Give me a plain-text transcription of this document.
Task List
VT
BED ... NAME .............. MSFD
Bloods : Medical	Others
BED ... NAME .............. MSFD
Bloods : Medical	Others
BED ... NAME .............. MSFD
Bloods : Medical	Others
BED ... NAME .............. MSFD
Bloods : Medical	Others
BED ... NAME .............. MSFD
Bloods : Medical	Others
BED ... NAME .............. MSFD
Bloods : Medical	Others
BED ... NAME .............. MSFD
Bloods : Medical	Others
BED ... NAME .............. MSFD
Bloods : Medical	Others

● Exercise brief
Copy the entries above exactly, leaving none out.

● Exercise result
Give me a plain-text transcription of this document.
Task List
VT
BED ... NAME .............. MSFD
Bloods : Medical	Others
BED ... NAME .............. MSFD
Bloods : Medical	Others
BED ... NAME .............. MSFD
Bloods : Medical	Others
BED ... NAME .............. MSFD
Bloods : Medical	Others
BED ... NAME .............. MSFD
Bloods : Medical	Others
BED ... NAME .............. MSFD
Bloods : Medical	Others
BED ... NAME .............. MSFD
Bloods : Medical	Others
BED ... NAME .............. MSFD
Bloods : Medical	Others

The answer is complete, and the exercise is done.